Excerpted records:
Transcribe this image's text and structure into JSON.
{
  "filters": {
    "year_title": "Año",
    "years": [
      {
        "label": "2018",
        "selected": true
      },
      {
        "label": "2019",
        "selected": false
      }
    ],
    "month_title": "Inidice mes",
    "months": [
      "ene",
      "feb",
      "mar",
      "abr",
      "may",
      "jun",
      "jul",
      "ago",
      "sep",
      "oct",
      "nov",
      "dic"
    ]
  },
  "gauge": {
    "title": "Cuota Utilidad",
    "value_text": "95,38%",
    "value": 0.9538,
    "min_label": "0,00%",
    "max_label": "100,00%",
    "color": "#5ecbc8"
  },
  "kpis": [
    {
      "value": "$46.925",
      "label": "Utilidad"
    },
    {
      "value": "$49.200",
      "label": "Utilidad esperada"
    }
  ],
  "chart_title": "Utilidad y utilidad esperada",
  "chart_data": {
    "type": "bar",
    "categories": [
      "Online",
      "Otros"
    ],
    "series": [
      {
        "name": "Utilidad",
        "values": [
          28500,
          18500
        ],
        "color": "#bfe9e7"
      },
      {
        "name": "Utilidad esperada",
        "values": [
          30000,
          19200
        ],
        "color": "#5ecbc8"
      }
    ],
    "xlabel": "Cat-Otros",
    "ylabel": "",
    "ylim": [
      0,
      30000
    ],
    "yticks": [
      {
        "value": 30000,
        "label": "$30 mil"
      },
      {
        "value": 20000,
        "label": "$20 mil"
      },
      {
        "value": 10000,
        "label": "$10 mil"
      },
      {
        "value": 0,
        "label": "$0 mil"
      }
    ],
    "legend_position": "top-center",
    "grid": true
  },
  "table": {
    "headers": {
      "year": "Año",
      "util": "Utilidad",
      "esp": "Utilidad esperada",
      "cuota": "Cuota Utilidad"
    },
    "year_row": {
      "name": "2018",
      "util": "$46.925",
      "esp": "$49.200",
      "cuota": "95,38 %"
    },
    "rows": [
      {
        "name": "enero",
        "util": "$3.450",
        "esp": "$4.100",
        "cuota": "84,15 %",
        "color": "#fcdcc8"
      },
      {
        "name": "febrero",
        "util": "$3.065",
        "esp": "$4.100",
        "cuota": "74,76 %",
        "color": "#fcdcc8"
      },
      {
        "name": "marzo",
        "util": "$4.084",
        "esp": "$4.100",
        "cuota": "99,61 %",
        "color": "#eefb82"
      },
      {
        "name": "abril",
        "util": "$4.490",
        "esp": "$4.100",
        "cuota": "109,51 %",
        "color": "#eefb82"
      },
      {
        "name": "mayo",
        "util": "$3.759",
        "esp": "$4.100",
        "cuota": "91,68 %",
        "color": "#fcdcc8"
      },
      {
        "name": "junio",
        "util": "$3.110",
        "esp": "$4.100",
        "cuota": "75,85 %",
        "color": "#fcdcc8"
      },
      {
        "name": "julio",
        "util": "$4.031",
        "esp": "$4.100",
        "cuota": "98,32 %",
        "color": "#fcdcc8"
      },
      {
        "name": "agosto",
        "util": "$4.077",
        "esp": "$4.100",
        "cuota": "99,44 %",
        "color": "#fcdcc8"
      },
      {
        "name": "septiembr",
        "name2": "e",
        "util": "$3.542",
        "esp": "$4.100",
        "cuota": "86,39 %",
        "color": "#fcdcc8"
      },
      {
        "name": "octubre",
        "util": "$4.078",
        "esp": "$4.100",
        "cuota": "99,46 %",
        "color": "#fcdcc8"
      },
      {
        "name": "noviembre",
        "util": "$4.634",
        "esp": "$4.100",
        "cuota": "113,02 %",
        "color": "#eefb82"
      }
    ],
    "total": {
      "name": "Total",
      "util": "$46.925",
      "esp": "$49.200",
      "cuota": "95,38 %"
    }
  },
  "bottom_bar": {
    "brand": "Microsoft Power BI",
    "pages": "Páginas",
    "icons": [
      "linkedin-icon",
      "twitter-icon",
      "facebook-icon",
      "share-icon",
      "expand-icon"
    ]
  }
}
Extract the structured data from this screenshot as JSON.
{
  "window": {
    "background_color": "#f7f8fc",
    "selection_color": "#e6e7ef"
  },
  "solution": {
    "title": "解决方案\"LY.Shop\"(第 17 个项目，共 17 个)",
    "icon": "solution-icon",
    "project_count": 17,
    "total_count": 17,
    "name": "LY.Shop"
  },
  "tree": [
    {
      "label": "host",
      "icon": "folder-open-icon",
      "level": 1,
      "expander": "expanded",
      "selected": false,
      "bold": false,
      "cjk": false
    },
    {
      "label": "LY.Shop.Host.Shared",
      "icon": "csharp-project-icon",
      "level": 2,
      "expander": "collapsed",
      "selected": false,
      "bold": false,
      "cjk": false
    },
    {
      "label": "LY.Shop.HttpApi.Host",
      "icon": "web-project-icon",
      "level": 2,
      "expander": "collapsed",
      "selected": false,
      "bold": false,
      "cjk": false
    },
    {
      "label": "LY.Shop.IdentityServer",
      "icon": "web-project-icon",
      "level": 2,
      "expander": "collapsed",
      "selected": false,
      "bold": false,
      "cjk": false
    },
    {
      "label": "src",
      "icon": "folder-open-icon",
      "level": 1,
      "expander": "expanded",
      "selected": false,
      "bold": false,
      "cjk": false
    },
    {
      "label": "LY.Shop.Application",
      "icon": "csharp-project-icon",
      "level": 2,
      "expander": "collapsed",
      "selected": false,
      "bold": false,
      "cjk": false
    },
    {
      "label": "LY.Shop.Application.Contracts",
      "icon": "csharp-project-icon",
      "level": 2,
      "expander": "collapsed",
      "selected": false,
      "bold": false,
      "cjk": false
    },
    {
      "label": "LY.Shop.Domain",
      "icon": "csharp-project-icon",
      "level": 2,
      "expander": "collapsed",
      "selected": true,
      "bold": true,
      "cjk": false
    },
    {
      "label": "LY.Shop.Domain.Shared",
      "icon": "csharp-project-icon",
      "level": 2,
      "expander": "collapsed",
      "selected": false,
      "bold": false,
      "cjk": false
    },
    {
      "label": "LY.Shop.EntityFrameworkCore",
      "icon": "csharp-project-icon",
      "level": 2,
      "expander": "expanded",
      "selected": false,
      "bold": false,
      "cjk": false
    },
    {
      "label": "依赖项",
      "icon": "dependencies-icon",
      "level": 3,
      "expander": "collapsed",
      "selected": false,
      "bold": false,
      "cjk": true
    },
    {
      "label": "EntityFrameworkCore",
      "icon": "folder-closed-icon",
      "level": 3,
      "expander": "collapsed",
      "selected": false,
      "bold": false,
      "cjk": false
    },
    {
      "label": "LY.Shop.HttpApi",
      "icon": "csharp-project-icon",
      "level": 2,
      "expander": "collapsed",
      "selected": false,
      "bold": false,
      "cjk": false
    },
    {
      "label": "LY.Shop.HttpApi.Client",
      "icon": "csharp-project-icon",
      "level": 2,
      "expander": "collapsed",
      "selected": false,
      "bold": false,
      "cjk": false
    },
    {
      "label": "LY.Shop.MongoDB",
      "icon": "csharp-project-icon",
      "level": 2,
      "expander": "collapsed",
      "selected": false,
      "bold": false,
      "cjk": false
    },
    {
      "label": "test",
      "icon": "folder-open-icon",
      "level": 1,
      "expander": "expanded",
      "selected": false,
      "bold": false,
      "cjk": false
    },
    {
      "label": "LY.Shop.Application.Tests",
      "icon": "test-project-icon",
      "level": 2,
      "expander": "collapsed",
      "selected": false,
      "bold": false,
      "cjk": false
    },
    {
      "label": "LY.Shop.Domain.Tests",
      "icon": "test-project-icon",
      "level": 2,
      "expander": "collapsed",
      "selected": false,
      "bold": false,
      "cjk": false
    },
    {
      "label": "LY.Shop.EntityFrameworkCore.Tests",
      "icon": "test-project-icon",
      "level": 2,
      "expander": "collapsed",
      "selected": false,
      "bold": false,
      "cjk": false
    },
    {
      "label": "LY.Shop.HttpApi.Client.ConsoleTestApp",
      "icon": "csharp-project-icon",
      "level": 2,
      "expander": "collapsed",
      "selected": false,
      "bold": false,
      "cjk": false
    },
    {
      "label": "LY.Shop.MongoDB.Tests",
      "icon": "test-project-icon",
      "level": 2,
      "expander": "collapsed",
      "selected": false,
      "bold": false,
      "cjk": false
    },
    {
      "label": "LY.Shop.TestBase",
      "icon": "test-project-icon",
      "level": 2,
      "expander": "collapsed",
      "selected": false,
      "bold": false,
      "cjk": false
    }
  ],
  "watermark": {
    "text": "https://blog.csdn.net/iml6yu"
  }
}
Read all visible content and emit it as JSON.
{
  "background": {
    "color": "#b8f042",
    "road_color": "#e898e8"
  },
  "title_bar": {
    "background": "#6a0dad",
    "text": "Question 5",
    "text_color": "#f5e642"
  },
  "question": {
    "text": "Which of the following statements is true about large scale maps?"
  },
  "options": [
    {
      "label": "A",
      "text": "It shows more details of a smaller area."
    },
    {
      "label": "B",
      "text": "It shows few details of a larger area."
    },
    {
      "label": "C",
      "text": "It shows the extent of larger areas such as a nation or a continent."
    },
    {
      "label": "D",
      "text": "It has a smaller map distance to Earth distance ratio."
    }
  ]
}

What you have to do:
Starting with the line that contains "Read all visible content and emit it as JSON.", write out each line through the end of the listing, exactly as it appears, and include nothing else.

Answer to the problem:
Read all visible content and emit it as JSON.
{
  "background": {
    "color": "#b8f042",
    "road_color": "#e898e8"
  },
  "title_bar": {
    "background": "#6a0dad",
    "text": "Question 5",
    "text_color": "#f5e642"
  },
  "question": {
    "text": "Which of the following statements is true about large scale maps?"
  },
  "options": [
    {
      "label": "A",
      "text": "It shows more details of a smaller area."
    },
    {
      "label": "B",
      "text": "It shows few details of a larger area."
    },
    {
      "label": "C",
      "text": "It shows the extent of larger areas such as a nation or a continent."
    },
    {
      "label": "D",
      "text": "It has a smaller map distance to Earth distance ratio."
    }
  ]
}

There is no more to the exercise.